What is required:
Here are some records; return them all exactly.

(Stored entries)
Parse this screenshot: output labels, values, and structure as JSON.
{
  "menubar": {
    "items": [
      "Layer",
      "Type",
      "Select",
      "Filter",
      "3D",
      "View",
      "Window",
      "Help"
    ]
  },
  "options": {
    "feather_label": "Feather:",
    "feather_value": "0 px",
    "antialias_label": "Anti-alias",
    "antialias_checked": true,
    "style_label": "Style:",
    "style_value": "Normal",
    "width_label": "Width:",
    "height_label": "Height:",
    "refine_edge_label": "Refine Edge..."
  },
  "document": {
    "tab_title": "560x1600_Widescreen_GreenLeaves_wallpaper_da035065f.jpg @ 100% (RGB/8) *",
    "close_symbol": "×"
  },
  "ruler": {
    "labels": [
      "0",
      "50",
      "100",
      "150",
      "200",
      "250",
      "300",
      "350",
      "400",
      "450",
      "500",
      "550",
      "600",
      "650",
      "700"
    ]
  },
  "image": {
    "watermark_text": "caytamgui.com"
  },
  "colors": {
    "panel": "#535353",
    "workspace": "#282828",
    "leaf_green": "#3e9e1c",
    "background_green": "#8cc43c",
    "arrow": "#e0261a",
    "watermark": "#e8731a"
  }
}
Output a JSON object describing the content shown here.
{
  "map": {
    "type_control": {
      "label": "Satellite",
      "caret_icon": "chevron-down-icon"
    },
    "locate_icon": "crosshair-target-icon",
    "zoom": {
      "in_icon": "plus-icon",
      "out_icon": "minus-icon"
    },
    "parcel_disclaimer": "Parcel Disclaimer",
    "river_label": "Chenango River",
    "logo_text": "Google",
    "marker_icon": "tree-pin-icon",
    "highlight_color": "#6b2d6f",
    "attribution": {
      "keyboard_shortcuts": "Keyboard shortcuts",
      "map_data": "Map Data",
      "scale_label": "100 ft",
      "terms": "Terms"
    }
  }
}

Full answer:
Parse this screenshot: output labels, values, and structure as JSON.
{
  "menubar": {
    "items": [
      "Layer",
      "Type",
      "Select",
      "Filter",
      "3D",
      "View",
      "Window",
      "Help"
    ]
  },
  "options": {
    "feather_label": "Feather:",
    "feather_value": "0 px",
    "antialias_label": "Anti-alias",
    "antialias_checked": true,
    "style_label": "Style:",
    "style_value": "Normal",
    "width_label": "Width:",
    "height_label": "Height:",
    "refine_edge_label": "Refine Edge..."
  },
  "document": {
    "tab_title": "560x1600_Widescreen_GreenLeaves_wallpaper_da035065f.jpg @ 100% (RGB/8) *",
    "close_symbol": "×"
  },
  "ruler": {
    "labels": [
      "0",
      "50",
      "100",
      "150",
      "200",
      "250",
      "300",
      "350",
      "400",
      "450",
      "500",
      "550",
      "600",
      "650",
      "700"
    ]
  },
  "image": {
    "watermark_text": "caytamgui.com"
  },
  "colors": {
    "panel": "#535353",
    "workspace": "#282828",
    "leaf_green": "#3e9e1c",
    "background_green": "#8cc43c",
    "arrow": "#e0261a",
    "watermark": "#e8731a"
  }
}
Output a JSON object describing the content shown here.
{
  "map": {
    "type_control": {
      "label": "Satellite",
      "caret_icon": "chevron-down-icon"
    },
    "locate_icon": "crosshair-target-icon",
    "zoom": {
      "in_icon": "plus-icon",
      "out_icon": "minus-icon"
    },
    "parcel_disclaimer": "Parcel Disclaimer",
    "river_label": "Chenango River",
    "logo_text": "Google",
    "marker_icon": "tree-pin-icon",
    "highlight_color": "#6b2d6f",
    "attribution": {
      "keyboard_shortcuts": "Keyboard shortcuts",
      "map_data": "Map Data",
      "scale_label": "100 ft",
      "terms": "Terms"
    }
  }
}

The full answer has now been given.